----- Data lines
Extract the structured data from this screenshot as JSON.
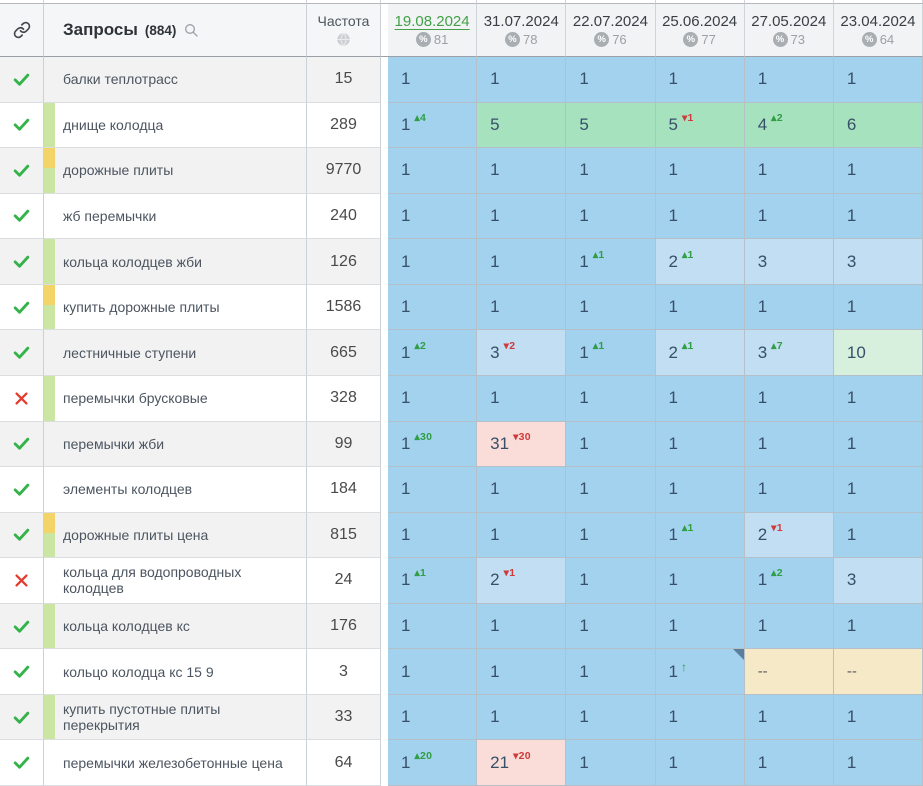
{
  "header": {
    "queries_title": "Запросы",
    "queries_count": "(884)",
    "frequency_title": "Частота",
    "percent_symbol": "%"
  },
  "dates": [
    {
      "date": "19.08.2024",
      "percent": "81",
      "current": true
    },
    {
      "date": "31.07.2024",
      "percent": "78",
      "current": false
    },
    {
      "date": "22.07.2024",
      "percent": "76",
      "current": false
    },
    {
      "date": "25.06.2024",
      "percent": "77",
      "current": false
    },
    {
      "date": "27.05.2024",
      "percent": "73",
      "current": false
    },
    {
      "date": "23.04.2024",
      "percent": "64",
      "current": false
    }
  ],
  "colors": {
    "current_date_green": "#43a047",
    "check_green": "#35b34a",
    "cross_red": "#e23d30",
    "pos_top1_blue": "#a3d2ee",
    "pos_top3_blue": "#c1def2",
    "pos_top10_green": "#a7e2bf",
    "pos_10_pale_green": "#d6f0dd",
    "pos_out_pink": "#fadcd8",
    "no_data_beige": "#f5e9c7",
    "strip_green": "#cbe6a3",
    "strip_yellow": "#f3d468",
    "delta_up_green": "#2f9e44",
    "delta_down_red": "#cf3b3b"
  },
  "rows": [
    {
      "status": "ok",
      "strip": "none",
      "query": "балки теплотрасс",
      "freq": "15",
      "cells": [
        {
          "v": "1",
          "t": "b1"
        },
        {
          "v": "1",
          "t": "b1"
        },
        {
          "v": "1",
          "t": "b1"
        },
        {
          "v": "1",
          "t": "b1"
        },
        {
          "v": "1",
          "t": "b1"
        },
        {
          "v": "1",
          "t": "b1"
        }
      ]
    },
    {
      "status": "ok",
      "strip": "green",
      "query": "днище колодца",
      "freq": "289",
      "cells": [
        {
          "v": "1",
          "t": "b1",
          "dir": "up",
          "delta": "4"
        },
        {
          "v": "5",
          "t": "g1"
        },
        {
          "v": "5",
          "t": "g1"
        },
        {
          "v": "5",
          "t": "g1",
          "dir": "down",
          "delta": "1"
        },
        {
          "v": "4",
          "t": "g1",
          "dir": "up",
          "delta": "2"
        },
        {
          "v": "6",
          "t": "g1"
        }
      ]
    },
    {
      "status": "ok",
      "strip": "yellow-green",
      "query": "дорожные плиты",
      "freq": "9770",
      "cells": [
        {
          "v": "1",
          "t": "b1"
        },
        {
          "v": "1",
          "t": "b1"
        },
        {
          "v": "1",
          "t": "b1"
        },
        {
          "v": "1",
          "t": "b1"
        },
        {
          "v": "1",
          "t": "b1"
        },
        {
          "v": "1",
          "t": "b1"
        }
      ]
    },
    {
      "status": "ok",
      "strip": "none",
      "query": "жб перемычки",
      "freq": "240",
      "cells": [
        {
          "v": "1",
          "t": "b1"
        },
        {
          "v": "1",
          "t": "b1"
        },
        {
          "v": "1",
          "t": "b1"
        },
        {
          "v": "1",
          "t": "b1"
        },
        {
          "v": "1",
          "t": "b1"
        },
        {
          "v": "1",
          "t": "b1"
        }
      ]
    },
    {
      "status": "ok",
      "strip": "green",
      "query": "кольца колодцев жби",
      "freq": "126",
      "cells": [
        {
          "v": "1",
          "t": "b1"
        },
        {
          "v": "1",
          "t": "b1"
        },
        {
          "v": "1",
          "t": "b1",
          "dir": "up",
          "delta": "1"
        },
        {
          "v": "2",
          "t": "b2",
          "dir": "up",
          "delta": "1"
        },
        {
          "v": "3",
          "t": "b2"
        },
        {
          "v": "3",
          "t": "b2"
        }
      ]
    },
    {
      "status": "ok",
      "strip": "yellow-green",
      "query": "купить дорожные плиты",
      "freq": "1586",
      "cells": [
        {
          "v": "1",
          "t": "b1"
        },
        {
          "v": "1",
          "t": "b1"
        },
        {
          "v": "1",
          "t": "b1"
        },
        {
          "v": "1",
          "t": "b1"
        },
        {
          "v": "1",
          "t": "b1"
        },
        {
          "v": "1",
          "t": "b1"
        }
      ]
    },
    {
      "status": "ok",
      "strip": "none",
      "query": "лестничные ступени",
      "freq": "665",
      "cells": [
        {
          "v": "1",
          "t": "b1",
          "dir": "up",
          "delta": "2"
        },
        {
          "v": "3",
          "t": "b2",
          "dir": "down",
          "delta": "2"
        },
        {
          "v": "1",
          "t": "b1",
          "dir": "up",
          "delta": "1"
        },
        {
          "v": "2",
          "t": "b2",
          "dir": "up",
          "delta": "1"
        },
        {
          "v": "3",
          "t": "b2",
          "dir": "up",
          "delta": "7"
        },
        {
          "v": "10",
          "t": "g2"
        }
      ]
    },
    {
      "status": "fail",
      "strip": "green",
      "query": "перемычки брусковые",
      "freq": "328",
      "cells": [
        {
          "v": "1",
          "t": "b1"
        },
        {
          "v": "1",
          "t": "b1"
        },
        {
          "v": "1",
          "t": "b1"
        },
        {
          "v": "1",
          "t": "b1"
        },
        {
          "v": "1",
          "t": "b1"
        },
        {
          "v": "1",
          "t": "b1"
        }
      ]
    },
    {
      "status": "ok",
      "strip": "none",
      "query": "перемычки жби",
      "freq": "99",
      "cells": [
        {
          "v": "1",
          "t": "b1",
          "dir": "up",
          "delta": "30"
        },
        {
          "v": "31",
          "t": "r1",
          "dir": "down",
          "delta": "30"
        },
        {
          "v": "1",
          "t": "b1"
        },
        {
          "v": "1",
          "t": "b1"
        },
        {
          "v": "1",
          "t": "b1"
        },
        {
          "v": "1",
          "t": "b1"
        }
      ]
    },
    {
      "status": "ok",
      "strip": "none",
      "query": "элементы колодцев",
      "freq": "184",
      "cells": [
        {
          "v": "1",
          "t": "b1"
        },
        {
          "v": "1",
          "t": "b1"
        },
        {
          "v": "1",
          "t": "b1"
        },
        {
          "v": "1",
          "t": "b1"
        },
        {
          "v": "1",
          "t": "b1"
        },
        {
          "v": "1",
          "t": "b1"
        }
      ]
    },
    {
      "status": "ok",
      "strip": "yellow-green",
      "query": "дорожные плиты цена",
      "freq": "815",
      "cells": [
        {
          "v": "1",
          "t": "b1"
        },
        {
          "v": "1",
          "t": "b1"
        },
        {
          "v": "1",
          "t": "b1"
        },
        {
          "v": "1",
          "t": "b1",
          "dir": "up",
          "delta": "1"
        },
        {
          "v": "2",
          "t": "b2",
          "dir": "down",
          "delta": "1"
        },
        {
          "v": "1",
          "t": "b1"
        }
      ]
    },
    {
      "status": "fail",
      "strip": "none",
      "query": "кольца для водопроводных колодцев",
      "freq": "24",
      "cells": [
        {
          "v": "1",
          "t": "b1",
          "dir": "up",
          "delta": "1"
        },
        {
          "v": "2",
          "t": "b2",
          "dir": "down",
          "delta": "1"
        },
        {
          "v": "1",
          "t": "b1"
        },
        {
          "v": "1",
          "t": "b1"
        },
        {
          "v": "1",
          "t": "b1",
          "dir": "up",
          "delta": "2"
        },
        {
          "v": "3",
          "t": "b2"
        }
      ]
    },
    {
      "status": "ok",
      "strip": "green",
      "query": "кольца колодцев кс",
      "freq": "176",
      "cells": [
        {
          "v": "1",
          "t": "b1"
        },
        {
          "v": "1",
          "t": "b1"
        },
        {
          "v": "1",
          "t": "b1"
        },
        {
          "v": "1",
          "t": "b1"
        },
        {
          "v": "1",
          "t": "b1"
        },
        {
          "v": "1",
          "t": "b1"
        }
      ]
    },
    {
      "status": "ok",
      "strip": "none",
      "query": "кольцо колодца кс 15 9",
      "freq": "3",
      "cells": [
        {
          "v": "1",
          "t": "b1"
        },
        {
          "v": "1",
          "t": "b1"
        },
        {
          "v": "1",
          "t": "b1"
        },
        {
          "v": "1",
          "t": "b1",
          "arrow": true,
          "marker": true
        },
        {
          "v": "--",
          "t": "y1"
        },
        {
          "v": "--",
          "t": "y1"
        }
      ]
    },
    {
      "status": "ok",
      "strip": "green",
      "query": "купить пустотные плиты перекрытия",
      "freq": "33",
      "cells": [
        {
          "v": "1",
          "t": "b1"
        },
        {
          "v": "1",
          "t": "b1"
        },
        {
          "v": "1",
          "t": "b1"
        },
        {
          "v": "1",
          "t": "b1"
        },
        {
          "v": "1",
          "t": "b1"
        },
        {
          "v": "1",
          "t": "b1"
        }
      ]
    },
    {
      "status": "ok",
      "strip": "none",
      "query": "перемычки железобетонные цена",
      "freq": "64",
      "cells": [
        {
          "v": "1",
          "t": "b1",
          "dir": "up",
          "delta": "20"
        },
        {
          "v": "21",
          "t": "r1",
          "dir": "down",
          "delta": "20"
        },
        {
          "v": "1",
          "t": "b1"
        },
        {
          "v": "1",
          "t": "b1"
        },
        {
          "v": "1",
          "t": "b1"
        },
        {
          "v": "1",
          "t": "b1"
        }
      ]
    }
  ]
}
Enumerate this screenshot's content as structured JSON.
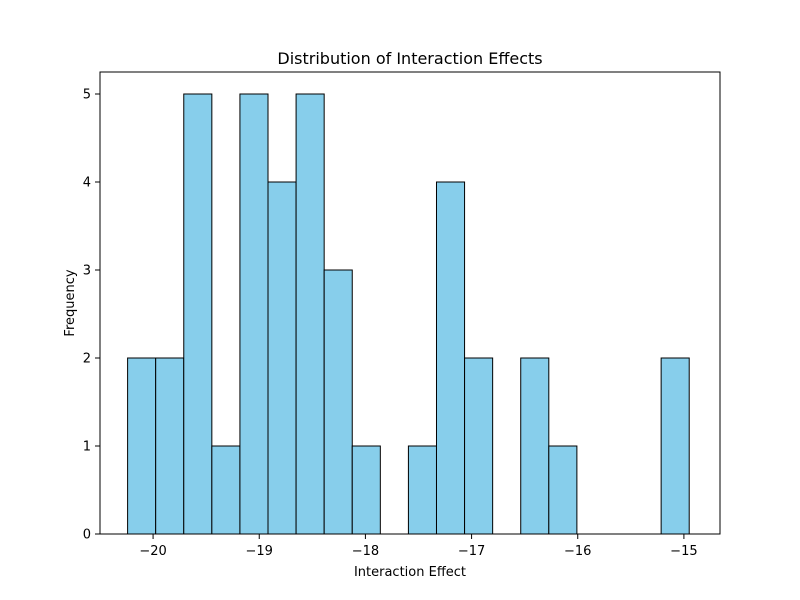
{
  "chart_data": {
    "type": "histogram",
    "title": "Distribution of Interaction Effects",
    "xlabel": "Interaction Effect",
    "ylabel": "Frequency",
    "bar_color": "#87CEEB",
    "edge_color": "#000000",
    "bin_start": -20.24,
    "bin_width": 0.2645,
    "counts": [
      2,
      2,
      5,
      1,
      5,
      4,
      5,
      3,
      1,
      0,
      1,
      4,
      2,
      0,
      2,
      1,
      0,
      0,
      0,
      2
    ],
    "xlim": [
      -20.5,
      -14.66
    ],
    "ylim": [
      0,
      5.25
    ],
    "x_ticks": [
      -20,
      -19,
      -18,
      -17,
      -16,
      -15
    ],
    "x_tick_labels": [
      "−20",
      "−19",
      "−18",
      "−17",
      "−16",
      "−15"
    ],
    "y_ticks": [
      0,
      1,
      2,
      3,
      4,
      5
    ],
    "y_tick_labels": [
      "0",
      "1",
      "2",
      "3",
      "4",
      "5"
    ],
    "grid": false
  }
}
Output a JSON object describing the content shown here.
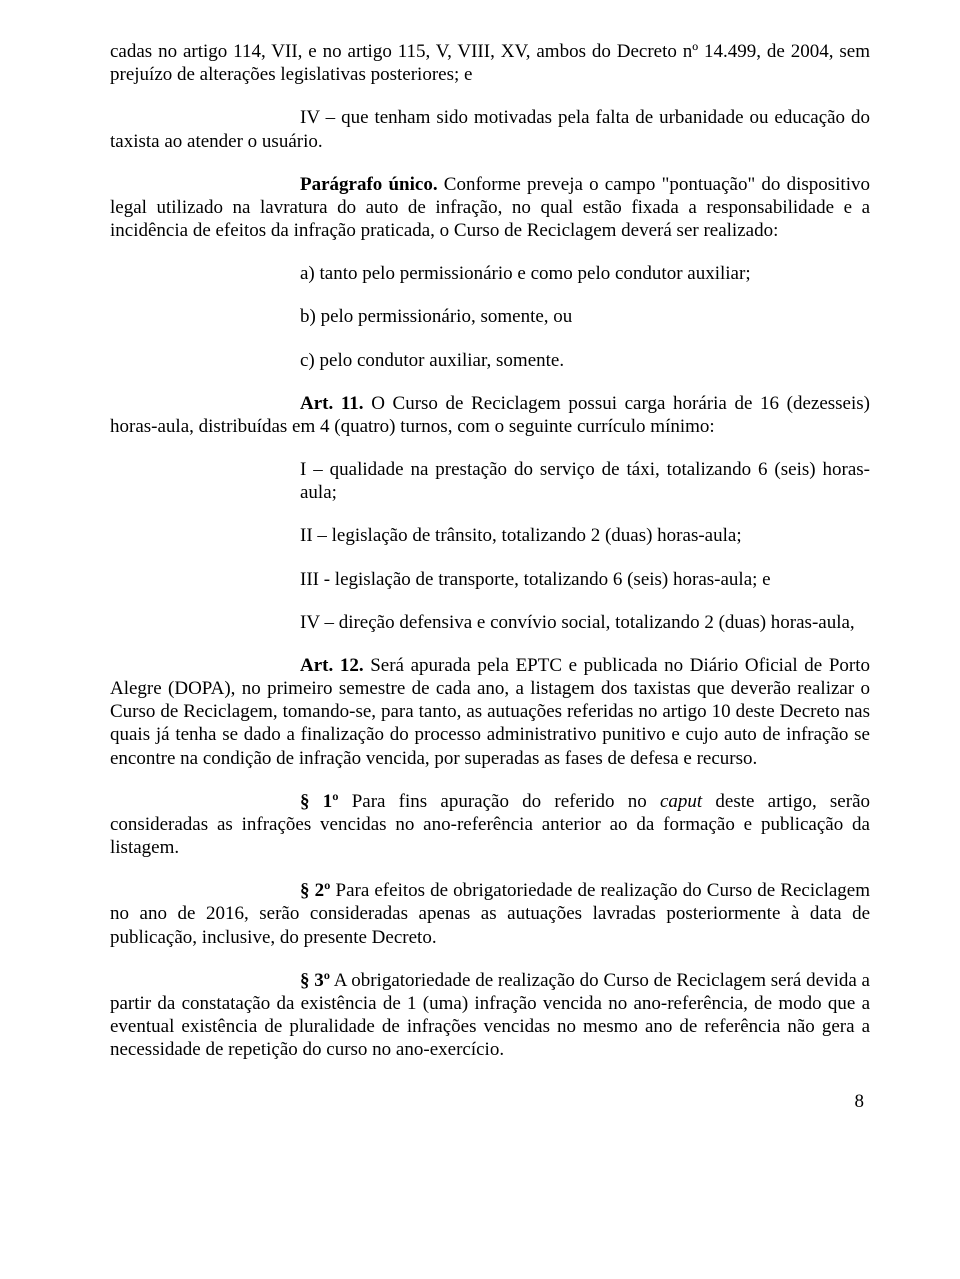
{
  "p1": "cadas no artigo 114, VII, e no artigo 115, V, VIII, XV, ambos do Decreto nº 14.499, de 2004, sem prejuízo de alterações legislativas posteriores; e",
  "p2": "IV – que tenham sido motivadas pela falta de urbanidade ou educação do taxista ao atender o usuário.",
  "p3_label": "Parágrafo único.",
  "p3_text": "  Conforme preveja o campo \"pontuação\" do dispositivo legal utilizado na lavratura do auto de infração, no qual estão fixada a responsabilidade e a incidência de efeitos da infração praticada, o Curso de Reciclagem deverá ser realizado:",
  "item_a": "a) tanto pelo permissionário e como pelo condutor auxiliar;",
  "item_b": "b) pelo permissionário, somente, ou",
  "item_c": "c) pelo condutor auxiliar, somente.",
  "art11_label": "Art. 11.",
  "art11_text": "  O Curso de Reciclagem possui carga horária de 16 (dezesseis) horas-aula, distribuídas em 4 (quatro) turnos, com o seguinte currículo mínimo:",
  "item_I": "I – qualidade na prestação do serviço de táxi, totalizando 6 (seis) horas-aula;",
  "item_II": "II – legislação de trânsito, totalizando 2 (duas) horas-aula;",
  "item_III": "III - legislação de transporte, totalizando 6 (seis) horas-aula; e",
  "item_IV": "IV – direção defensiva e convívio social, totalizando 2 (duas) horas-aula,",
  "art12_label": "Art. 12.",
  "art12_text": "  Será apurada pela EPTC e publicada no Diário Oficial de Porto Alegre (DOPA), no primeiro semestre de cada ano, a listagem dos taxistas que deverão realizar o Curso de Reciclagem, tomando-se, para tanto, as autuações referidas no artigo 10 deste Decreto nas quais já tenha se dado a finalização do processo administrativo punitivo e cujo auto de infração se encontre na condição de infração vencida, por superadas as fases de defesa e recurso.",
  "s1_label": "§ 1º",
  "s1_text_a": "  Para fins apuração do referido no ",
  "s1_caput": "caput",
  "s1_text_b": " deste artigo, serão consideradas as infrações vencidas no ano-referência anterior ao da formação e publicação da listagem.",
  "s2_label": "§ 2º",
  "s2_text": "  Para efeitos de obrigatoriedade de realização do Curso de Reciclagem no ano de 2016, serão consideradas apenas as autuações lavradas posteriormente à data de publicação, inclusive, do presente Decreto.",
  "s3_label": "§ 3º",
  "s3_text": "  A obrigatoriedade de realização do Curso de Reciclagem será devida a partir da constatação da existência de 1 (uma) infração vencida no ano-referência, de modo que a eventual existência de pluralidade de infrações vencidas no mesmo ano de referência não gera a necessidade de repetição do curso no ano-exercício.",
  "page_number": "8"
}
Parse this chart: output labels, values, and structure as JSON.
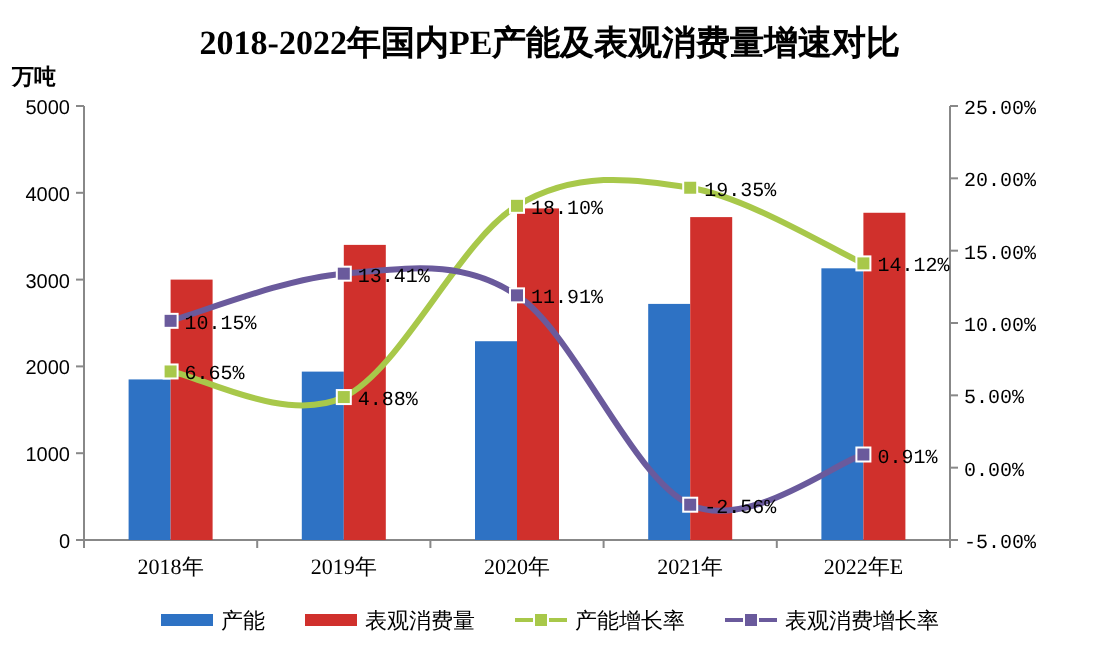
----------
• [Problem to work on] Work out how many lines of the listing above include "somente". Answer with the number and nothing more.

• [Expected answer] 2